**EXERCISE DIRECTIONS:** Copy the items word for word, from the first line down to and including the line that contains "r-tick-label: 0.4 xyxy=(452,124,465,135)".
━━━━━━━━━━
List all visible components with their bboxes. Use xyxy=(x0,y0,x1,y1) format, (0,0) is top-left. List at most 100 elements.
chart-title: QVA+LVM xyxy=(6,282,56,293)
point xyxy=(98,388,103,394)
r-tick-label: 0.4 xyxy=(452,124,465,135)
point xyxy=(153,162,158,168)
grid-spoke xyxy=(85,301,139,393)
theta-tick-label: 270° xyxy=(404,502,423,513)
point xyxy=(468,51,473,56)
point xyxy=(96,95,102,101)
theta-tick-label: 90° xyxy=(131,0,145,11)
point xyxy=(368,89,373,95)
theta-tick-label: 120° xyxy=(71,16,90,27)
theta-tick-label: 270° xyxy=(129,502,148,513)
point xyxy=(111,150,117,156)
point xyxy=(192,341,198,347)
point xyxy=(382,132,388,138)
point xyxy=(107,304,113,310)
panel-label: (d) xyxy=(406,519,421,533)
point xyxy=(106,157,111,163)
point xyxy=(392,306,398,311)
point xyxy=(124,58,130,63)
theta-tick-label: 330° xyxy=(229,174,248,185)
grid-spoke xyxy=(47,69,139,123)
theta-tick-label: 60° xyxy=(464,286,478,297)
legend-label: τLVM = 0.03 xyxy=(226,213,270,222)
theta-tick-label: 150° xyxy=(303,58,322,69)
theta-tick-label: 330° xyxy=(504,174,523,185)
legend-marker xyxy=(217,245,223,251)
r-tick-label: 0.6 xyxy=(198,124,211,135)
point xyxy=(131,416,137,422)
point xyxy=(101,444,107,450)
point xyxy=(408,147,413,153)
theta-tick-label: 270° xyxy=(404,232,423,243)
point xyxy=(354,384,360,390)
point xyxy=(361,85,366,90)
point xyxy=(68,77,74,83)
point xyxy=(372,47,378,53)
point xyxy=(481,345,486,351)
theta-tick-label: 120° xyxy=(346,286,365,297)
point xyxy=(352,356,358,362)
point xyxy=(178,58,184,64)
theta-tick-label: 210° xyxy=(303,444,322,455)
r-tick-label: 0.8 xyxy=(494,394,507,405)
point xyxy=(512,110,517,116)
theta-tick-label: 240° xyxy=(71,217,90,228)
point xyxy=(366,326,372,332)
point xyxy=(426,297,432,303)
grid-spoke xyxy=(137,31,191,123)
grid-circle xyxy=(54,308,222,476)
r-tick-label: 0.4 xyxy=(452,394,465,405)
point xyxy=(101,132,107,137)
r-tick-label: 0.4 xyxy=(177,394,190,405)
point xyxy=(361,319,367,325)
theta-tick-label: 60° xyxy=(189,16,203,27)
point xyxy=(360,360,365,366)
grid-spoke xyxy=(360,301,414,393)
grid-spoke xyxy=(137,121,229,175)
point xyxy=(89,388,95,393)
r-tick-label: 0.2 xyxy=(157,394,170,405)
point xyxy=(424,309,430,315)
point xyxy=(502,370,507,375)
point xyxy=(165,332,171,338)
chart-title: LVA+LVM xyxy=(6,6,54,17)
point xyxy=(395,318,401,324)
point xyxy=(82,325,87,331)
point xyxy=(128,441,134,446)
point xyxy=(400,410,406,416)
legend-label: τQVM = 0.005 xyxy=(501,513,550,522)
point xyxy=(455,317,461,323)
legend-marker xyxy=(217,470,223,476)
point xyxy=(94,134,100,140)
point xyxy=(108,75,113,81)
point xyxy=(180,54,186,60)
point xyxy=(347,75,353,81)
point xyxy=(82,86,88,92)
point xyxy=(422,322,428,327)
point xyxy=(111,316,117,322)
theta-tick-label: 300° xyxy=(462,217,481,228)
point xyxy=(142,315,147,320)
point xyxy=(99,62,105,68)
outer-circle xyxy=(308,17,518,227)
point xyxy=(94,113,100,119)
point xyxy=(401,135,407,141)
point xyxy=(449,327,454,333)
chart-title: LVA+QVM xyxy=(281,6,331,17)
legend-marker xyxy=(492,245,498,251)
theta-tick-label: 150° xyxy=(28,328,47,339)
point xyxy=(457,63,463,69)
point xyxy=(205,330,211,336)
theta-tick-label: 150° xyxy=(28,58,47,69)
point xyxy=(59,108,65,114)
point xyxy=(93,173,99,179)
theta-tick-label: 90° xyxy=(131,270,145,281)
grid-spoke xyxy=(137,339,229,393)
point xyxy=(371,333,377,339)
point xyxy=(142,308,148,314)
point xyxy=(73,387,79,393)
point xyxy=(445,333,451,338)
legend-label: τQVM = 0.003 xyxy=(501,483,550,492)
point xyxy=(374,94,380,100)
━━━━━━━━━━
**WRITTEN ANSWER:**
List all visible components with their bboxes. Use xyxy=(x0,y0,x1,y1) format, (0,0) is top-left. List at most 100 elements.
chart-title: QVA+LVM xyxy=(6,282,56,293)
point xyxy=(98,388,103,394)
r-tick-label: 0.4 xyxy=(452,124,465,135)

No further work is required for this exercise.